Keep only the lines of the listing that include the word "deutschen", and copy them.
── Data entries ──
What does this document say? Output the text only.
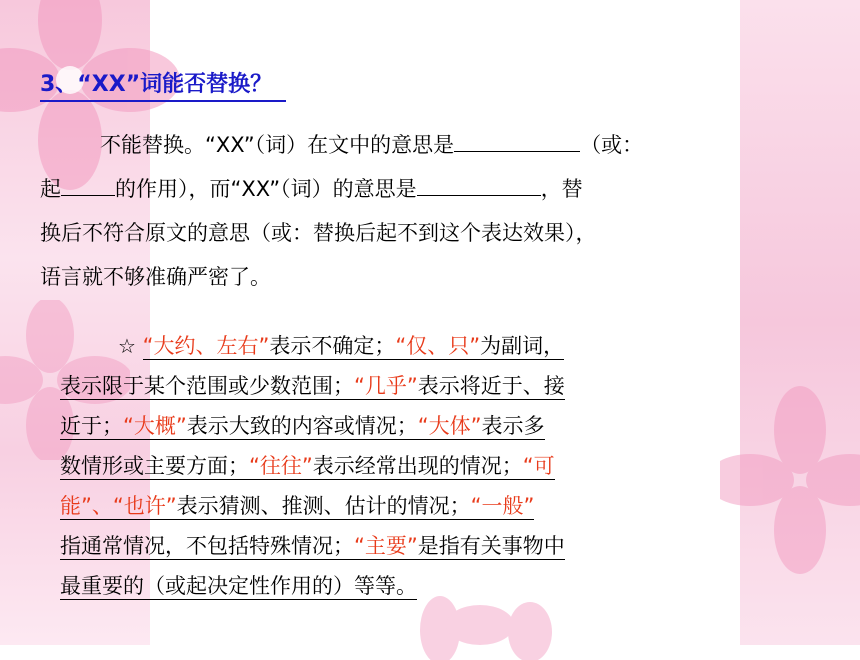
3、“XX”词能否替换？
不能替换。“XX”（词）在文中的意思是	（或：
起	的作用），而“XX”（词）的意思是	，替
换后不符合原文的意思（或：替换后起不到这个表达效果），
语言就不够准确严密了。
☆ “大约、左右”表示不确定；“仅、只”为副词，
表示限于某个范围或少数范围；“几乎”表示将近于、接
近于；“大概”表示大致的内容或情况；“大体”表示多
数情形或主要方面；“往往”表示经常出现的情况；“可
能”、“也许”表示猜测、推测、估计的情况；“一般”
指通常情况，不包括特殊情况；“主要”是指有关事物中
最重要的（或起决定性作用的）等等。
───
── Data entries ──
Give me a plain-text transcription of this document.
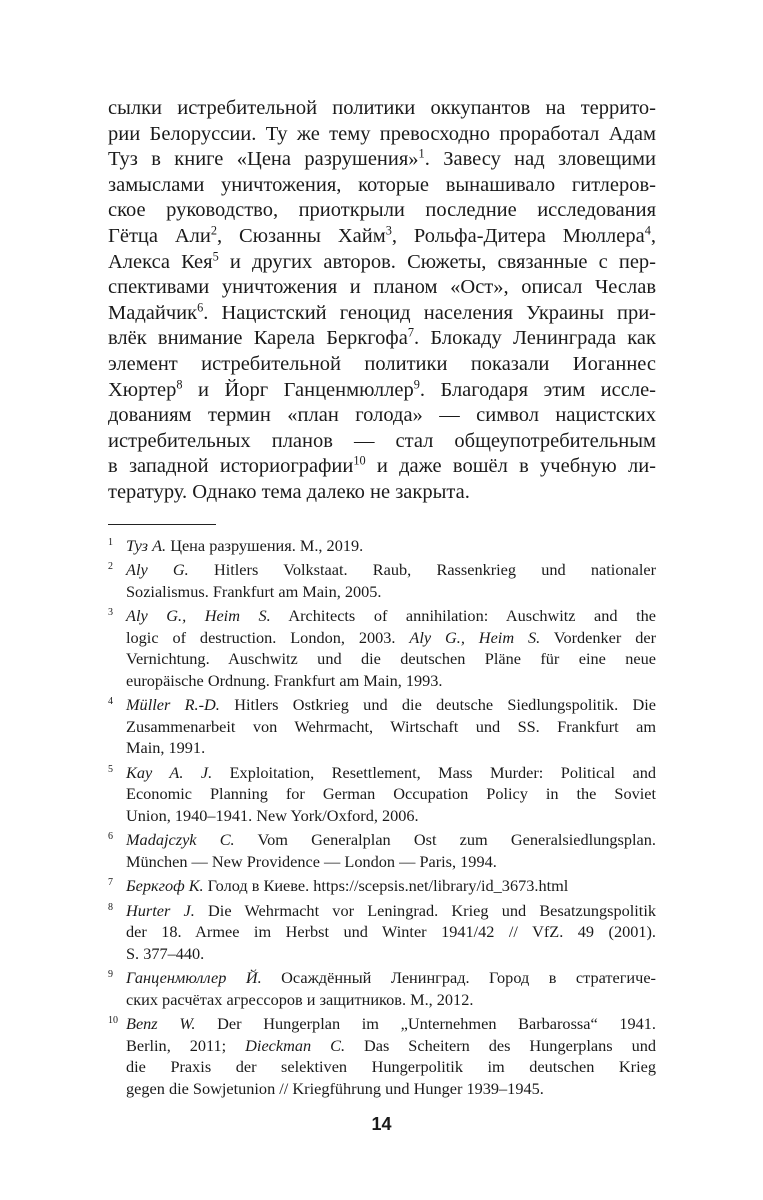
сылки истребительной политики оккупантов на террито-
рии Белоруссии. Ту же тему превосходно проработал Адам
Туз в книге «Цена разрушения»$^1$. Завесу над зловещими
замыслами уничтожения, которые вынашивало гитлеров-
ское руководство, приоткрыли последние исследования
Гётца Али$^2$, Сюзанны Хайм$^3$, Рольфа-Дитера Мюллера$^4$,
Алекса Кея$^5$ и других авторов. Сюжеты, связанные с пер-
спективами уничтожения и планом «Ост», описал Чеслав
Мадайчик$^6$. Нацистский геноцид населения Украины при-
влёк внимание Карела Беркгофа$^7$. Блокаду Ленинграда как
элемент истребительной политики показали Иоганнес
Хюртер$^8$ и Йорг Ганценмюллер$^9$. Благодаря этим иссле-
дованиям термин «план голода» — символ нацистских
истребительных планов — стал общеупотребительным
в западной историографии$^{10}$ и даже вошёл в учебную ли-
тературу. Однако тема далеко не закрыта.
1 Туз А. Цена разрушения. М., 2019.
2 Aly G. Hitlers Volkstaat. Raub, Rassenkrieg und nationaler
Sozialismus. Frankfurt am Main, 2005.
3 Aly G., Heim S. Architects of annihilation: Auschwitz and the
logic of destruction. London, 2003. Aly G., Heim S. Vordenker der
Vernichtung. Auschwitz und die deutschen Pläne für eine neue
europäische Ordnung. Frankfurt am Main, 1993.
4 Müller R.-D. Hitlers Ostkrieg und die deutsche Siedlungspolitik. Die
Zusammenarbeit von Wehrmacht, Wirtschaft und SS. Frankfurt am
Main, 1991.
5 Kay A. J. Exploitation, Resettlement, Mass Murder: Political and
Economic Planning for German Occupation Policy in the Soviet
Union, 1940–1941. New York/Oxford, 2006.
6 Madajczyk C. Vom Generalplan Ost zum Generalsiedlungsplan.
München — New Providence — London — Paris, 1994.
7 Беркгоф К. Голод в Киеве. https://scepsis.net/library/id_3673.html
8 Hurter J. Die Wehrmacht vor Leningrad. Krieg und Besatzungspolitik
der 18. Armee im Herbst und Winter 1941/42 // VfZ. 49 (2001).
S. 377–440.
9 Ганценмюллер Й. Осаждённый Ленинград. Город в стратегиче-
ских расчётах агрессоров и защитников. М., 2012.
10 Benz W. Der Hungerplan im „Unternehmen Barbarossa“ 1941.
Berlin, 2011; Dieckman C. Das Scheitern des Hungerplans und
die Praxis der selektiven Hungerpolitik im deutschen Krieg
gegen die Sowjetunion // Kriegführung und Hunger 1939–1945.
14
───
── Data entries ──
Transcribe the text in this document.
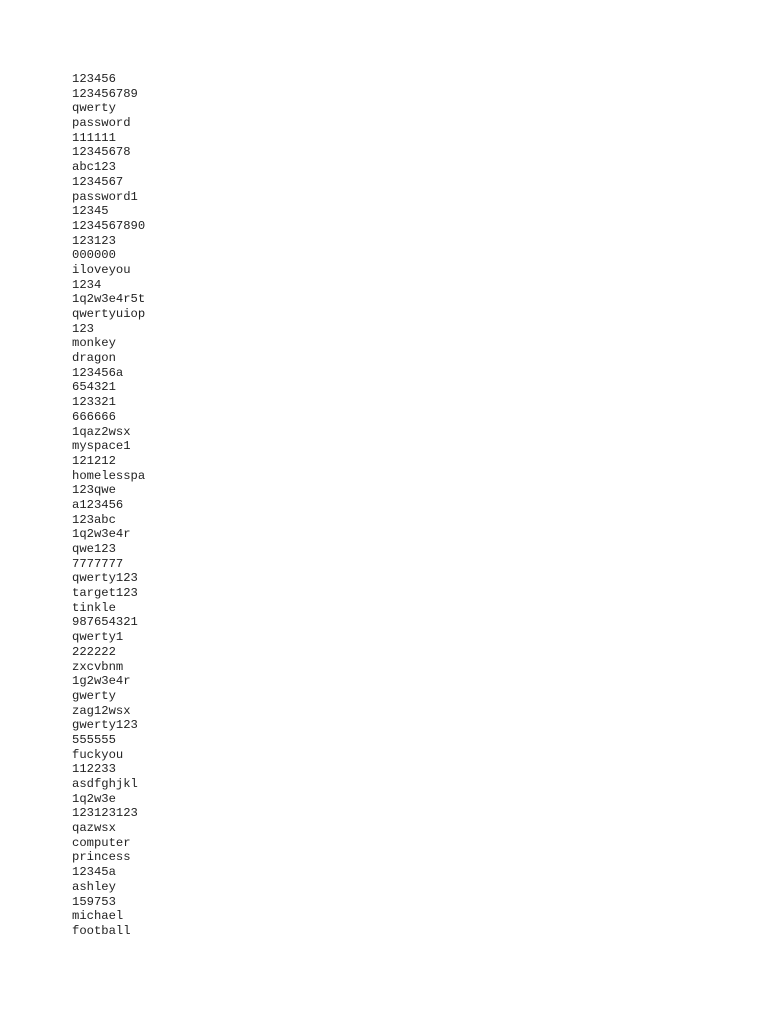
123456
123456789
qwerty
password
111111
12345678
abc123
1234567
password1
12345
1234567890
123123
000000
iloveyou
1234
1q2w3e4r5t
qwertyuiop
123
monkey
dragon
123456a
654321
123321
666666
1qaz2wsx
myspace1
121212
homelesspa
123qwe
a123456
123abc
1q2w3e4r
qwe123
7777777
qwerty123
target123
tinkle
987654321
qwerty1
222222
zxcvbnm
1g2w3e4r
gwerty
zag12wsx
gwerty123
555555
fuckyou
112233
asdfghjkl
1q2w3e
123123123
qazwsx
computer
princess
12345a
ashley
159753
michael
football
───
● **Exercise response**
Vernichtung. Auschwitz und die deutschen Pläne für eine neue
die Praxis der selektiven Hungerpolitik im deutschen Krieg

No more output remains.